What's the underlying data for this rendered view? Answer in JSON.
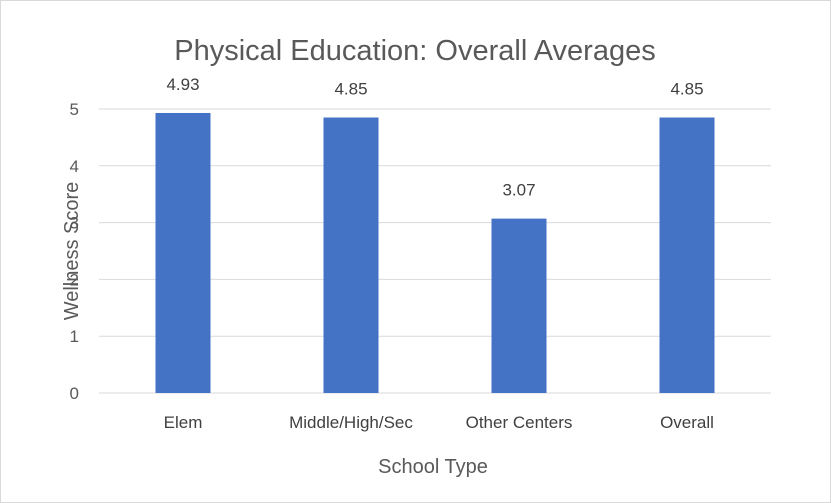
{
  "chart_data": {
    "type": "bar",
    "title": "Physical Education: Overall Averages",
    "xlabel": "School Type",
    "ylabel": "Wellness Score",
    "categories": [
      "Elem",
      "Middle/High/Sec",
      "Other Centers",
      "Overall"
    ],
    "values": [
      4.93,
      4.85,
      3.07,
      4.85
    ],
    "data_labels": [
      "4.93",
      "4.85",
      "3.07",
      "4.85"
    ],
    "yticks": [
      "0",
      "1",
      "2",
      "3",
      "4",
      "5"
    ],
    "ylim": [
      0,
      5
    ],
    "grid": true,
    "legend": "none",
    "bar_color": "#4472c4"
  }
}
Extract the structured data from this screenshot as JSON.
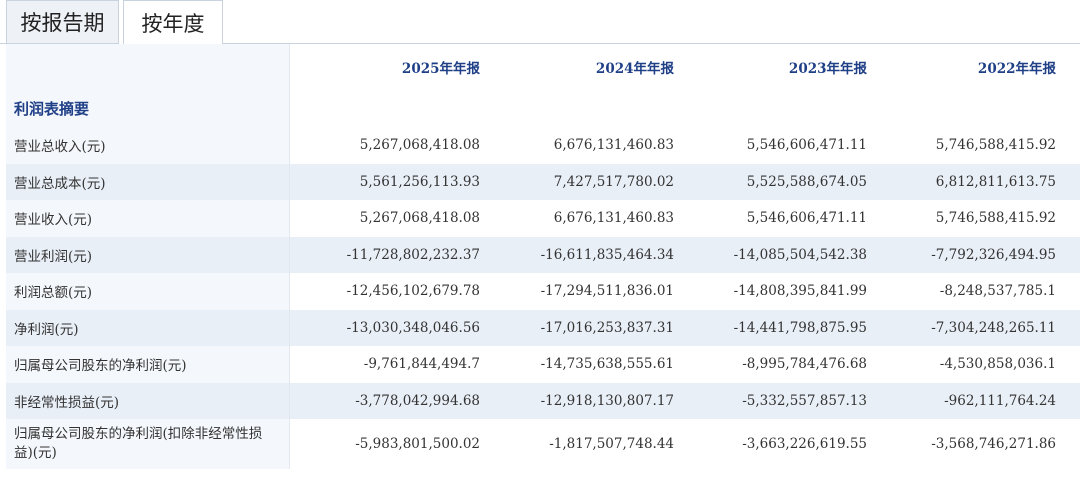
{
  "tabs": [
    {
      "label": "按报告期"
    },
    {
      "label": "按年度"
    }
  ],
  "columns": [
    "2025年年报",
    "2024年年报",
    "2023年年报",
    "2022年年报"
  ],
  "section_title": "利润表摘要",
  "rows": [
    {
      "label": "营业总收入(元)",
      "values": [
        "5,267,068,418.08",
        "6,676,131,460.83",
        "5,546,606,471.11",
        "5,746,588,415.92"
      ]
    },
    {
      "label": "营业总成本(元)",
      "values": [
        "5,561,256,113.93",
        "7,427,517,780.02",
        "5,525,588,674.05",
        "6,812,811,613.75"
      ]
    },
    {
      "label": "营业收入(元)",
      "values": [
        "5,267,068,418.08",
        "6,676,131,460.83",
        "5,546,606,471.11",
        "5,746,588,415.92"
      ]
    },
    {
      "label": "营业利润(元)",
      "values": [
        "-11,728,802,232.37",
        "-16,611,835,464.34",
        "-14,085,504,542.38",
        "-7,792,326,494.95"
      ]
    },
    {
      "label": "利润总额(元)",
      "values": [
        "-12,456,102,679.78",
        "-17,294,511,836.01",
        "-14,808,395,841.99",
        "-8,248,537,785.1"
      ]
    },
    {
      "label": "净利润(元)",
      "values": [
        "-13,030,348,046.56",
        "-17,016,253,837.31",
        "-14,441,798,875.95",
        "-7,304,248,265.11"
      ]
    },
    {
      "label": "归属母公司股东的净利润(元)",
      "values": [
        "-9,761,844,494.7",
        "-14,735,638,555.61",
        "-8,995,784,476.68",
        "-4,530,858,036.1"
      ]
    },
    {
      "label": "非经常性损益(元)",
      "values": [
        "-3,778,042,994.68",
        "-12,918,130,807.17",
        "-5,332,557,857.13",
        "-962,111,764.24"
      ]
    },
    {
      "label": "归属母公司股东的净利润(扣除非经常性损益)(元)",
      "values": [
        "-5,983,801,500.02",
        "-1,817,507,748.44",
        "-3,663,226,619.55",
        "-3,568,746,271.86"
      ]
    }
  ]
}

### Objective
Make a verbatim copy of all the entries and strip out the pictures.

### Exercise output
What's the underlying data for this rendered view? Answer in JSON.
{
  "chart_data": {
    "type": "bar",
    "title": "Physical Education: Overall Averages",
    "xlabel": "School Type",
    "ylabel": "Wellness Score",
    "categories": [
      "Elem",
      "Middle/High/Sec",
      "Other Centers",
      "Overall"
    ],
    "values": [
      4.93,
      4.85,
      3.07,
      4.85
    ],
    "data_labels": [
      "4.93",
      "4.85",
      "3.07",
      "4.85"
    ],
    "yticks": [
      "0",
      "1",
      "2",
      "3",
      "4",
      "5"
    ],
    "ylim": [
      0,
      5
    ],
    "grid": true,
    "legend": "none",
    "bar_color": "#4472c4"
  }
}
Extract the structured data from this screenshot as JSON.
{
  "tabs": [
    {
      "label": "按报告期"
    },
    {
      "label": "按年度"
    }
  ],
  "columns": [
    "2025年年报",
    "2024年年报",
    "2023年年报",
    "2022年年报"
  ],
  "section_title": "利润表摘要",
  "rows": [
    {
      "label": "营业总收入(元)",
      "values": [
        "5,267,068,418.08",
        "6,676,131,460.83",
        "5,546,606,471.11",
        "5,746,588,415.92"
      ]
    },
    {
      "label": "营业总成本(元)",
      "values": [
        "5,561,256,113.93",
        "7,427,517,780.02",
        "5,525,588,674.05",
        "6,812,811,613.75"
      ]
    },
    {
      "label": "营业收入(元)",
      "values": [
        "5,267,068,418.08",
        "6,676,131,460.83",
        "5,546,606,471.11",
        "5,746,588,415.92"
      ]
    },
    {
      "label": "营业利润(元)",
      "values": [
        "-11,728,802,232.37",
        "-16,611,835,464.34",
        "-14,085,504,542.38",
        "-7,792,326,494.95"
      ]
    },
    {
      "label": "利润总额(元)",
      "values": [
        "-12,456,102,679.78",
        "-17,294,511,836.01",
        "-14,808,395,841.99",
        "-8,248,537,785.1"
      ]
    },
    {
      "label": "净利润(元)",
      "values": [
        "-13,030,348,046.56",
        "-17,016,253,837.31",
        "-14,441,798,875.95",
        "-7,304,248,265.11"
      ]
    },
    {
      "label": "归属母公司股东的净利润(元)",
      "values": [
        "-9,761,844,494.7",
        "-14,735,638,555.61",
        "-8,995,784,476.68",
        "-4,530,858,036.1"
      ]
    },
    {
      "label": "非经常性损益(元)",
      "values": [
        "-3,778,042,994.68",
        "-12,918,130,807.17",
        "-5,332,557,857.13",
        "-962,111,764.24"
      ]
    },
    {
      "label": "归属母公司股东的净利润(扣除非经常性损益)(元)",
      "values": [
        "-5,983,801,500.02",
        "-1,817,507,748.44",
        "-3,663,226,619.55",
        "-3,568,746,271.86"
      ]
    }
  ]
}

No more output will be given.